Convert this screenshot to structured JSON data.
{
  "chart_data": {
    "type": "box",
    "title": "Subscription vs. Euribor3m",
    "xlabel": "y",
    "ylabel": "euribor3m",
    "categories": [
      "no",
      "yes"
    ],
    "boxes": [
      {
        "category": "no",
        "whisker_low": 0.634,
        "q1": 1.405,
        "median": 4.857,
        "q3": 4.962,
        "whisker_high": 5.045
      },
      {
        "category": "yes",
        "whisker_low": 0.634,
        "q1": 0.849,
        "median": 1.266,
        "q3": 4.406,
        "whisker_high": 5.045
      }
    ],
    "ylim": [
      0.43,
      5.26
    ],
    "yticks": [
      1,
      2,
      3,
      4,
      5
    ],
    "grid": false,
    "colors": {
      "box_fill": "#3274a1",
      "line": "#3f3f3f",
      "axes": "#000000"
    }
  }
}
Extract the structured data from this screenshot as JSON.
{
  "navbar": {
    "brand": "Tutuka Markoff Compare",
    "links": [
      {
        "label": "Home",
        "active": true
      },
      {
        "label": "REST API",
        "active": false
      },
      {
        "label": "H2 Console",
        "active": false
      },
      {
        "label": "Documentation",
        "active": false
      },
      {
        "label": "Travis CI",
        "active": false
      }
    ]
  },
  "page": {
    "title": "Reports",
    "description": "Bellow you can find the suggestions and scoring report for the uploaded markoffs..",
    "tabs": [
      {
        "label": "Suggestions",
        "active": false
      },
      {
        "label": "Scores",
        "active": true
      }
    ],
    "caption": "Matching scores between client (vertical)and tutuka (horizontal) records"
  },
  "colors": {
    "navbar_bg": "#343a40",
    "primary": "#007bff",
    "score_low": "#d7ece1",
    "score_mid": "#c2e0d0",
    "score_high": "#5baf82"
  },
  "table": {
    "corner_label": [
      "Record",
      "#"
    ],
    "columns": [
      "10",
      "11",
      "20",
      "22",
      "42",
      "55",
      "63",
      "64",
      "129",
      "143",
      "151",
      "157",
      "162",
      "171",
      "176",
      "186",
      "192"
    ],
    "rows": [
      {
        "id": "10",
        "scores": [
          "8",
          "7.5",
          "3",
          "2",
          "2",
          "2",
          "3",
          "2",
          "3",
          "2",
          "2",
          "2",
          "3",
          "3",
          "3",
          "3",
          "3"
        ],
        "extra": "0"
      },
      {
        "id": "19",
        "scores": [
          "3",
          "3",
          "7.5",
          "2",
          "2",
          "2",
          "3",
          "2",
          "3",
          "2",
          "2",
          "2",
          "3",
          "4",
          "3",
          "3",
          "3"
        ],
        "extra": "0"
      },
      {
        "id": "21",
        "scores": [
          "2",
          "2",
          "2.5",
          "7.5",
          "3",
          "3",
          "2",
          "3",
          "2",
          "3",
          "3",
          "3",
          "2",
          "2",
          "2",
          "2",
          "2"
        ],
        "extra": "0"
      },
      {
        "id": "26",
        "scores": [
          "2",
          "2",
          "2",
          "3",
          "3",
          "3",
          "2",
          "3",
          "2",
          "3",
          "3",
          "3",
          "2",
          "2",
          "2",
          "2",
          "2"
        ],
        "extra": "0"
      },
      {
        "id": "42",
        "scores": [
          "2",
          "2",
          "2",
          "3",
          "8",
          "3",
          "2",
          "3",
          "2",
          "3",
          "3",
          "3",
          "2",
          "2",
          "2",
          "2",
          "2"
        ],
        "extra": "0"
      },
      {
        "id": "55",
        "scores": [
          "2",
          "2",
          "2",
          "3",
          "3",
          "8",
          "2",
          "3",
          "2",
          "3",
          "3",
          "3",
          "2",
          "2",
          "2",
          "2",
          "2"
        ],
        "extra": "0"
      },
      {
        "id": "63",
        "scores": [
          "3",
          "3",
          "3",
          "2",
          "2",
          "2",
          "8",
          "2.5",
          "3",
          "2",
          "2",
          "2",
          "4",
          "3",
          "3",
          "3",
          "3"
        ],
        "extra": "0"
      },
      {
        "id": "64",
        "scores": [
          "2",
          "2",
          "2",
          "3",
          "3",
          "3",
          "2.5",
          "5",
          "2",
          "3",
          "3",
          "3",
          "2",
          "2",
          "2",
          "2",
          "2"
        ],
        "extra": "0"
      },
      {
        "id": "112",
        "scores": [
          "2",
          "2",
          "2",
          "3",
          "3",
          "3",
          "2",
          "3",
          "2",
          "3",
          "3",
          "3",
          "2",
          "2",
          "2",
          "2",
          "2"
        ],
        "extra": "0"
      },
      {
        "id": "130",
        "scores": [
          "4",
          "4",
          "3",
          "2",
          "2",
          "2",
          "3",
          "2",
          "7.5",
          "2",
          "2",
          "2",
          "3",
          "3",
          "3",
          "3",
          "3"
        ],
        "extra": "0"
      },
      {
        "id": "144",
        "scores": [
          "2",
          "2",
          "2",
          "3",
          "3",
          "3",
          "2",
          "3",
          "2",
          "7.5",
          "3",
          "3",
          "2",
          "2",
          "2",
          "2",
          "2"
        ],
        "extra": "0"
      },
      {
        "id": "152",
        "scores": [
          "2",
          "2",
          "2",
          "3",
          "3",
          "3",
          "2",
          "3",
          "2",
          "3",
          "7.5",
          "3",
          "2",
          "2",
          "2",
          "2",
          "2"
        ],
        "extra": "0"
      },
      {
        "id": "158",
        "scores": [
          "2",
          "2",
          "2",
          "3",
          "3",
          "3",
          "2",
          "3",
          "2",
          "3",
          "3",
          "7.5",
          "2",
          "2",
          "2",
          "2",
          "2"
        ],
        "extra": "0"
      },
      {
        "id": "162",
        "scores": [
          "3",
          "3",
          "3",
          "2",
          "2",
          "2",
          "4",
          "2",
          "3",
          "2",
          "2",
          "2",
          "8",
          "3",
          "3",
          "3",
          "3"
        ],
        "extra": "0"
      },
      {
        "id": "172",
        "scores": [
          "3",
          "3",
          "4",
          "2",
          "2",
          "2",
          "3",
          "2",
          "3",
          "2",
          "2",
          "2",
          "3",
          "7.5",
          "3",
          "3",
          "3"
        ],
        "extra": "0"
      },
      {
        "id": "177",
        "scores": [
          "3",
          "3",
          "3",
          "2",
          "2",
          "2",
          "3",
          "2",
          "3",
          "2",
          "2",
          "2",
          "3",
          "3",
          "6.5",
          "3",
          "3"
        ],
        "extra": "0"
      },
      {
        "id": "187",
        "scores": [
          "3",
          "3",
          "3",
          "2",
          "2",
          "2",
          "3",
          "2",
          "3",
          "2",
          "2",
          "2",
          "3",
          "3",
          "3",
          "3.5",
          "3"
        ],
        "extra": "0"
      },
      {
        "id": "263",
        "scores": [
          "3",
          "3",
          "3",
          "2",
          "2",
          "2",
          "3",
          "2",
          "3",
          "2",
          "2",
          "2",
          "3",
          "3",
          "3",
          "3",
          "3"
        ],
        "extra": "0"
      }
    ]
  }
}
--------------------------------
§ **BRIEF**:
Pick out the lines containing the word "title" and show them.

§ **EXERCISE ANSWER**:
    "title": "Subscription vs. Euribor3m",
    "title": "Reports",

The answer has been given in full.